In Durchsetzung des Embargos haben NATO Kriegsschiffe am 19. Mai den maltesischen Tanker YM JUPITER am Einlaufen in einen libyschen Hafen gehindert. Das Schiff hatte fast 13.000 t Kraftstoff geladen, und es gab Hinweise, dass die Ladung für pro-Gaddhafi Truppen bestimmt sein könnte.
Der Flüchtlingsstrom von Libyen über das Mittelmeer nach Malta, Sizilien oder zur italienischen Insel Lampedusa verstärkt sich. Fast täglich treffen hunderte Menschen (neben libyschen Flüchtlingen vor allem Schwarzafrikaner, die illegal nach Europa gelangen wollen) mit kleinen, meist völlig überladenen Booten ein.

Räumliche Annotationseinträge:
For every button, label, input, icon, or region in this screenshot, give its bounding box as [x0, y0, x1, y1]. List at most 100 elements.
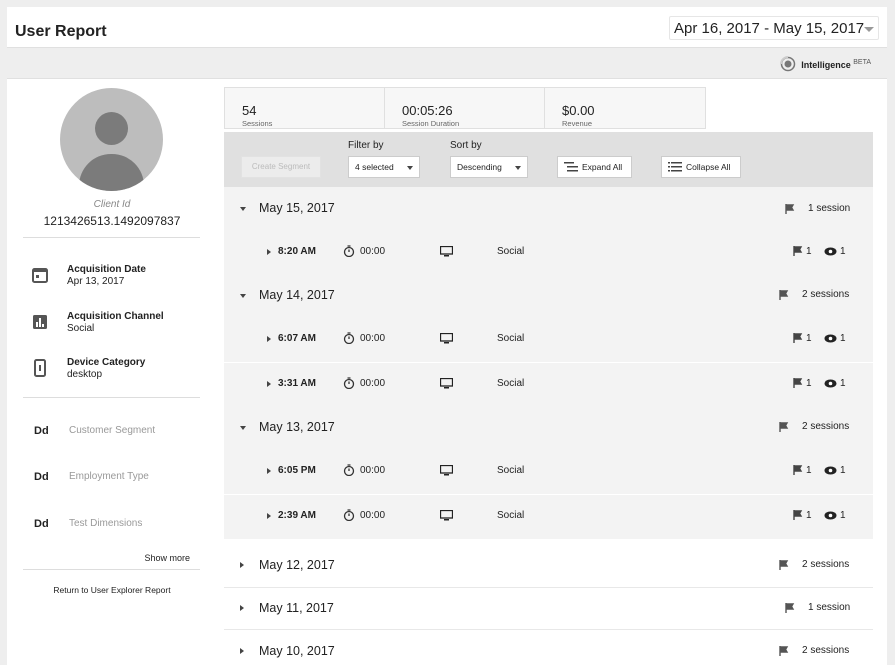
timer-icon [343, 509, 355, 521]
bar-chart-icon [33, 315, 47, 329]
expand-arrow-icon [267, 336, 271, 342]
pageview-count: 1 [840, 378, 846, 389]
session-count: 2 sessions [802, 645, 850, 656]
eye-icon [824, 466, 837, 475]
event-count: 1 [806, 378, 812, 389]
beta-badge: BETA [853, 58, 871, 66]
divider [23, 237, 200, 238]
return-to-user-explorer-link[interactable]: Return to User Explorer Report [7, 585, 217, 595]
day-header[interactable]: May 13, 2017 2 sessions [224, 407, 873, 450]
chevron-down-icon [864, 27, 874, 32]
stat-session-duration: 00:05:26 Session Duration [385, 88, 545, 128]
filter-value: 4 selected [355, 162, 394, 172]
desktop-icon [440, 378, 453, 389]
date-range-picker[interactable]: Apr 16, 2017 - May 15, 2017 [669, 16, 879, 40]
session-row[interactable]: 3:31 AM 00:00 Social 1 1 [224, 363, 873, 407]
day-header[interactable]: May 10, 2017 2 sessions [224, 629, 873, 665]
session-row[interactable]: 6:05 PM 00:00 Social 1 1 [224, 450, 873, 494]
dimension-label: Test Dimensions [69, 518, 143, 529]
device-category-value: desktop [67, 369, 103, 380]
expand-arrow-icon [267, 513, 271, 519]
flag-icon [779, 560, 789, 570]
day-date: May 10, 2017 [259, 644, 335, 658]
collapse-all-button[interactable]: Collapse All [661, 156, 741, 178]
session-row[interactable]: 8:20 AM 00:00 Social 1 1 [224, 231, 873, 275]
intelligence-bar: Intelligence BETA [7, 47, 887, 79]
day-header[interactable]: May 15, 2017 1 session [224, 187, 873, 231]
expand-all-button[interactable]: Expand All [557, 156, 632, 178]
collapse-arrow-icon [240, 294, 246, 298]
eye-icon [824, 379, 837, 388]
event-count: 1 [806, 465, 812, 476]
eye-icon [824, 334, 837, 343]
day-date: May 14, 2017 [259, 288, 335, 302]
expand-arrow-icon [240, 648, 244, 654]
stat-sessions: 54 Sessions [225, 88, 385, 128]
user-profile-panel: Client Id 1213426513.1492097837 Acquisit… [7, 80, 217, 665]
session-time: 6:07 AM [278, 333, 316, 344]
client-id-value: 1213426513.1492097837 [43, 214, 181, 228]
day-header[interactable]: May 11, 2017 1 session [224, 587, 873, 630]
flag-icon [793, 246, 803, 256]
session-count: 2 sessions [802, 559, 850, 570]
stat-value: 00:05:26 [402, 103, 453, 118]
list-icon [668, 162, 682, 172]
stat-value: $0.00 [562, 103, 595, 118]
timer-icon [343, 464, 355, 476]
event-count: 1 [806, 246, 812, 257]
intelligence-button[interactable]: Intelligence BETA [780, 56, 871, 72]
day-header[interactable]: May 14, 2017 2 sessions [224, 275, 873, 318]
stat-value: 54 [242, 103, 257, 118]
session-channel: Social [497, 510, 525, 521]
stat-label: Revenue [562, 119, 593, 128]
pageview-count: 1 [840, 465, 846, 476]
session-time: 3:31 AM [278, 378, 316, 389]
dimension-icon: Dd [34, 518, 49, 530]
session-panel: 54 Sessions 00:05:26 Session Duration $0… [224, 87, 873, 665]
session-duration: 00:00 [360, 333, 386, 344]
pageview-count: 1 [840, 510, 846, 521]
day-date: May 12, 2017 [259, 558, 335, 572]
session-duration: 00:00 [360, 378, 386, 389]
desktop-icon [440, 510, 453, 521]
day-header[interactable]: May 12, 2017 2 sessions [224, 544, 873, 587]
summary-stats: 54 Sessions 00:05:26 Session Duration $0… [224, 87, 706, 129]
flag-icon [793, 510, 803, 520]
expand-arrow-icon [267, 468, 271, 474]
expand-arrow-icon [267, 381, 271, 387]
session-count: 2 sessions [802, 421, 850, 432]
device-category-label: Device Category [67, 357, 146, 368]
flag-icon [793, 333, 803, 343]
sort-select[interactable]: Descending [450, 156, 528, 178]
eye-icon [824, 247, 837, 256]
sort-label: Sort by [450, 140, 482, 151]
session-time: 8:20 AM [278, 246, 316, 257]
flag-icon [793, 465, 803, 475]
flag-icon [785, 603, 795, 613]
intelligence-icon [780, 56, 796, 72]
sort-value: Descending [457, 162, 502, 172]
chevron-down-icon [515, 166, 521, 170]
session-row[interactable]: 6:07 AM 00:00 Social 1 1 [224, 318, 873, 362]
session-channel: Social [497, 246, 525, 257]
device-icon [34, 359, 46, 377]
session-channel: Social [497, 465, 525, 476]
session-count: 1 session [808, 203, 851, 214]
timer-icon [343, 245, 355, 257]
client-id-label: Client Id [93, 199, 131, 210]
filter-select[interactable]: 4 selected [348, 156, 420, 178]
collapse-all-label: Collapse All [686, 162, 731, 172]
create-segment-button[interactable]: Create Segment [241, 156, 321, 178]
dimension-icon: Dd [34, 425, 49, 437]
page-title: User Report [15, 23, 107, 40]
divider [23, 569, 200, 570]
chevron-down-icon [407, 166, 413, 170]
dimension-label: Customer Segment [69, 425, 156, 436]
stat-revenue: $0.00 Revenue [545, 88, 705, 128]
session-row[interactable]: 2:39 AM 00:00 Social 1 1 [224, 495, 873, 539]
desktop-icon [440, 333, 453, 344]
date-range-label: Apr 16, 2017 - May 15, 2017 [674, 20, 865, 37]
show-more-link[interactable]: Show more [144, 553, 190, 563]
acquisition-date-label: Acquisition Date [67, 264, 146, 275]
timer-icon [343, 377, 355, 389]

### Arbeitsauftrag
Setzen Sie den Lesetext über das Libyen-Embargo und die Flüchtlingsboote im Mittelmeer nach seinem letzten Satz fort.

### Lösung
Flüchtlingsboot Bildquelle: rum. Marine |
Der 19. Mai mag hier als Beispiel dienen:
Allein an diesem Tag rettet ein Wachboot der maltesischen Küstenwache 347 Menschen von einem nur 20 m (!) langen Boot, dessen Maschine 20 sm vor Malta ausgefallen war. Zugleich erreicht ein mit etwa 500 Menschen besetztes Boot die Küste von Sizilien; drei Menschen ertrinken beim Versuch an Land zu schwimmen. Weitere zwei Boote mit insgesamt mehr als 700 Menschen treffen auf Lampedusa ein. )
In Kooperation mit “MarineForum — Zeitschrift für maritime Fragen”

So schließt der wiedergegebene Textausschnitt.